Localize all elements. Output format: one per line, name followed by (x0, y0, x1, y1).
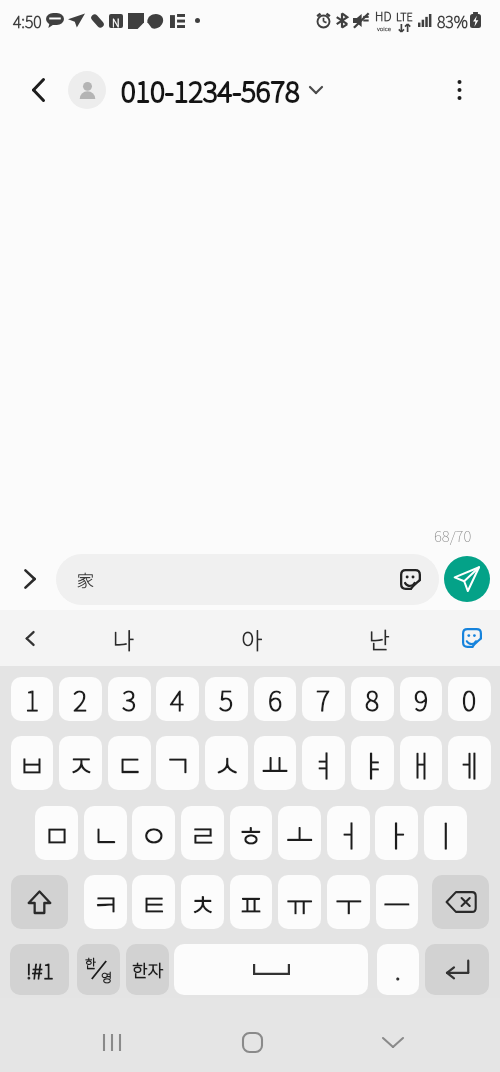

----------

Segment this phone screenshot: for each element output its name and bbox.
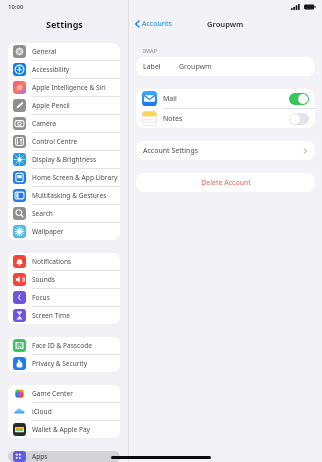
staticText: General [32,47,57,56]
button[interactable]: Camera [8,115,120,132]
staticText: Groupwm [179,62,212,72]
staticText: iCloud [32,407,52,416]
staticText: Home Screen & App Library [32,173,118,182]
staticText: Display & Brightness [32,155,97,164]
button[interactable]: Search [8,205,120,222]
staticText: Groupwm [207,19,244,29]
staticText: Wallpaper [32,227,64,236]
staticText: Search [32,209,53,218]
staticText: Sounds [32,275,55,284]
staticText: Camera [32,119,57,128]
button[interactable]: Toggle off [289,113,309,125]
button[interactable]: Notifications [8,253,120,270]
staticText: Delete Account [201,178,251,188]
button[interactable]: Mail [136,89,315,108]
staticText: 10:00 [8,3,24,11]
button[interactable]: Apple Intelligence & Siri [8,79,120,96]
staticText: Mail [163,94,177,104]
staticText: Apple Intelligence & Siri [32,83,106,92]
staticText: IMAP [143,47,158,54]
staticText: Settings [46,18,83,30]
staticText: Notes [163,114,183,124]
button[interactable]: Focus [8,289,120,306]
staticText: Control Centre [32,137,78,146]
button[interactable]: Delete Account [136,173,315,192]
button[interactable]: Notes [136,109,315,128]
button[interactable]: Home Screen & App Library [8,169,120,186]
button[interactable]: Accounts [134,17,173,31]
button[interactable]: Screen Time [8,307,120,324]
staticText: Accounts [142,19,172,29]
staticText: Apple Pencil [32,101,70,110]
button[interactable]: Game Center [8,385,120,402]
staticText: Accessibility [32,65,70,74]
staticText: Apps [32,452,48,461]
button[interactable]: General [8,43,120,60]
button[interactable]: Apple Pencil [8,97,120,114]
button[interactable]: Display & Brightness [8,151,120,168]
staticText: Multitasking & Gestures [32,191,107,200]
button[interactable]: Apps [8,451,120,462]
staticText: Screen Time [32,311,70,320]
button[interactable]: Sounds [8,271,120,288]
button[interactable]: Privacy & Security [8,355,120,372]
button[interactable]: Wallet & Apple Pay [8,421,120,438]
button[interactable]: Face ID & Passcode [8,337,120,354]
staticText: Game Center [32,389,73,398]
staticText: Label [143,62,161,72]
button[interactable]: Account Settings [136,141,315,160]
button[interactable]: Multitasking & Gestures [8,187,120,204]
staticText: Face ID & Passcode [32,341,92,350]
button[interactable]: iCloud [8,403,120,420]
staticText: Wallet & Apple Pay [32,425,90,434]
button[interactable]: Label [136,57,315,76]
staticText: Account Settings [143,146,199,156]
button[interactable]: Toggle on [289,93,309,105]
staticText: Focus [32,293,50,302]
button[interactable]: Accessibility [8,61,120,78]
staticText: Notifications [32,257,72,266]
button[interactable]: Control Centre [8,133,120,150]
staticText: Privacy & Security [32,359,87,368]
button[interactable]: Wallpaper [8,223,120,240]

----------

Task directions —
Return the lines of the listing verbatim, starting at the line that contains "Segment this phone" and ending at the line that contains "button[interactable]: iCloud [8,403,120,420]", with both of those lines included. Leave out the pictures.

Written answer —
Segment this phone screenshot: for each element output its name and bbox.
staticText: General [32,47,57,56]
button[interactable]: Camera [8,115,120,132]
staticText: Groupwm [179,62,212,72]
staticText: iCloud [32,407,52,416]
staticText: Home Screen & App Library [32,173,118,182]
staticText: Display & Brightness [32,155,97,164]
button[interactable]: Search [8,205,120,222]
staticText: Groupwm [207,19,244,29]
staticText: Wallpaper [32,227,64,236]
staticText: Search [32,209,53,218]
staticText: Sounds [32,275,55,284]
staticText: Camera [32,119,57,128]
button[interactable]: Toggle off [289,113,309,125]
button[interactable]: Notifications [8,253,120,270]
staticText: Delete Account [201,178,251,188]
button[interactable]: Mail [136,89,315,108]
staticText: 10:00 [8,3,24,11]
button[interactable]: Apple Intelligence & Siri [8,79,120,96]
staticText: Mail [163,94,177,104]
staticText: Apple Intelligence & Siri [32,83,106,92]
staticText: IMAP [143,47,158,54]
staticText: Settings [46,18,83,30]
staticText: Notes [163,114,183,124]
button[interactable]: Focus [8,289,120,306]
staticText: Control Centre [32,137,78,146]
button[interactable]: Delete Account [136,173,315,192]
button[interactable]: Notes [136,109,315,128]
button[interactable]: Home Screen & App Library [8,169,120,186]
button[interactable]: Accounts [134,17,173,31]
button[interactable]: Screen Time [8,307,120,324]
staticText: Accounts [142,19,172,29]
staticText: Apple Pencil [32,101,70,110]
button[interactable]: Game Center [8,385,120,402]
staticText: Accessibility [32,65,70,74]
staticText: Apps [32,452,48,461]
button[interactable]: General [8,43,120,60]
button[interactable]: Apple Pencil [8,97,120,114]
button[interactable]: Display & Brightness [8,151,120,168]
staticText: Multitasking & Gestures [32,191,107,200]
button[interactable]: Apps [8,451,120,462]
staticText: Screen Time [32,311,70,320]
button[interactable]: Sounds [8,271,120,288]
button[interactable]: Privacy & Security [8,355,120,372]
button[interactable]: Wallet & Apple Pay [8,421,120,438]
button[interactable]: Face ID & Passcode [8,337,120,354]
staticText: Game Center [32,389,73,398]
staticText: Label [143,62,161,72]
button[interactable]: Account Settings [136,141,315,160]
button[interactable]: Multitasking & Gestures [8,187,120,204]
staticText: Face ID & Passcode [32,341,92,350]
button[interactable]: iCloud [8,403,120,420]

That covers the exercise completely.